*Instructions to follow*. Single out the lines of the material that contain "using" and copy them.

*Data extract*.
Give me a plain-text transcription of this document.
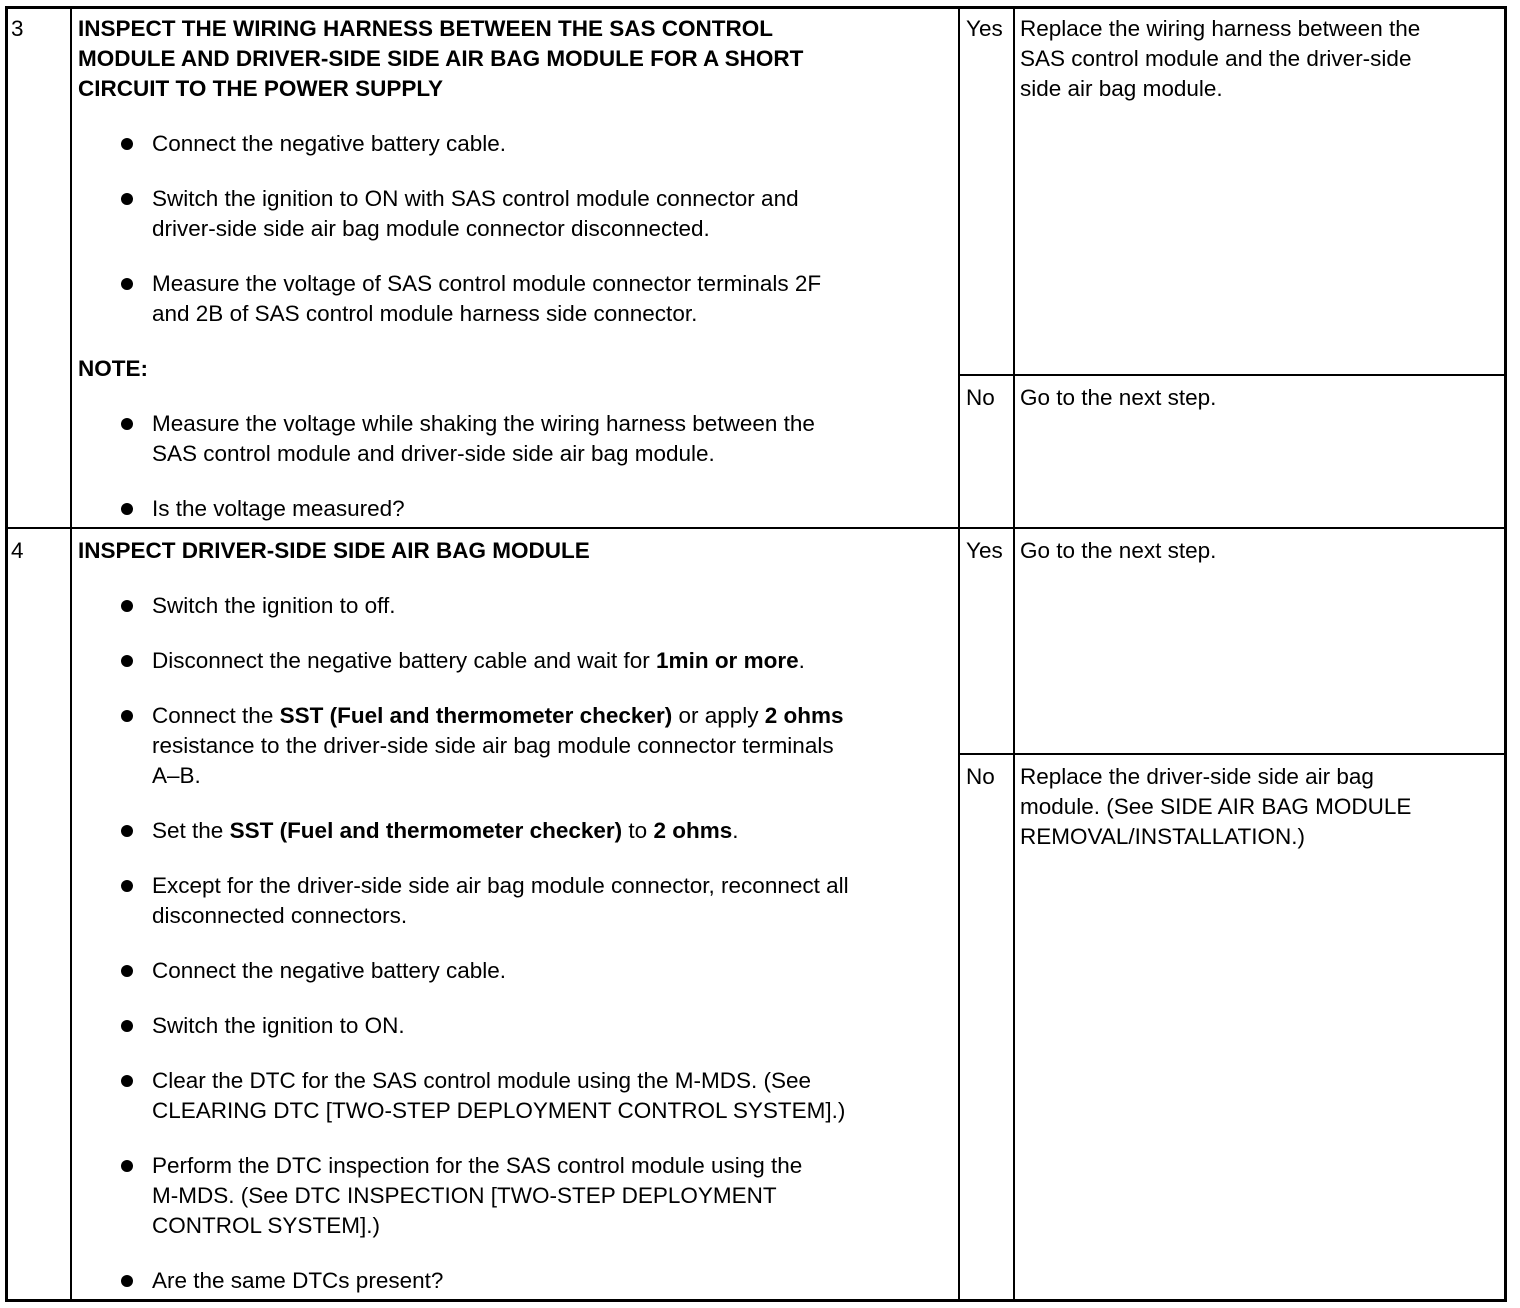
3 INSPECT THE WIRING HARNESS BETWEEN THE SAS CONTROL
MODULE AND DRIVER-SIDE SIDE AIR BAG MODULE FOR A SHORT
CIRCUIT TO THE POWER SUPPLY
Connect the negative battery cable.
Switch the ignition to ON with SAS control module connector and
driver-side side air bag module connector disconnected.
Measure the voltage of SAS control module connector terminals 2F
and 2B of SAS control module harness side connector.
NOTE:
Measure the voltage while shaking the wiring harness between the
SAS control module and driver-side side air bag module.
Is the voltage measured?
Yes Replace the wiring harness between the
SAS control module and the driver-side
side air bag module.
No Go to the next step.
4 INSPECT DRIVER-SIDE SIDE AIR BAG MODULE
Switch the ignition to off.
Disconnect the negative battery cable and wait for 1min or more.
Connect the SST (Fuel and thermometer checker) or apply 2 ohms
resistance to the driver-side side air bag module connector terminals
A–B.
Set the SST (Fuel and thermometer checker) to 2 ohms.
Except for the driver-side side air bag module connector, reconnect all
disconnected connectors.
Connect the negative battery cable.
Switch the ignition to ON.
Clear the DTC for the SAS control module using the M-MDS. (See
CLEARING DTC [TWO-STEP DEPLOYMENT CONTROL SYSTEM].)
Perform the DTC inspection for the SAS control module using the
M-MDS. (See DTC INSPECTION [TWO-STEP DEPLOYMENT
CONTROL SYSTEM].)
Are the same DTCs present?
Yes Go to the next step.
No Replace the driver-side side air bag
module. (See SIDE AIR BAG MODULE
REMOVAL/INSTALLATION.)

*Solution to the exercise*.
Clear the DTC for the SAS control module using the M-MDS. (See
Perform the DTC inspection for the SAS control module using the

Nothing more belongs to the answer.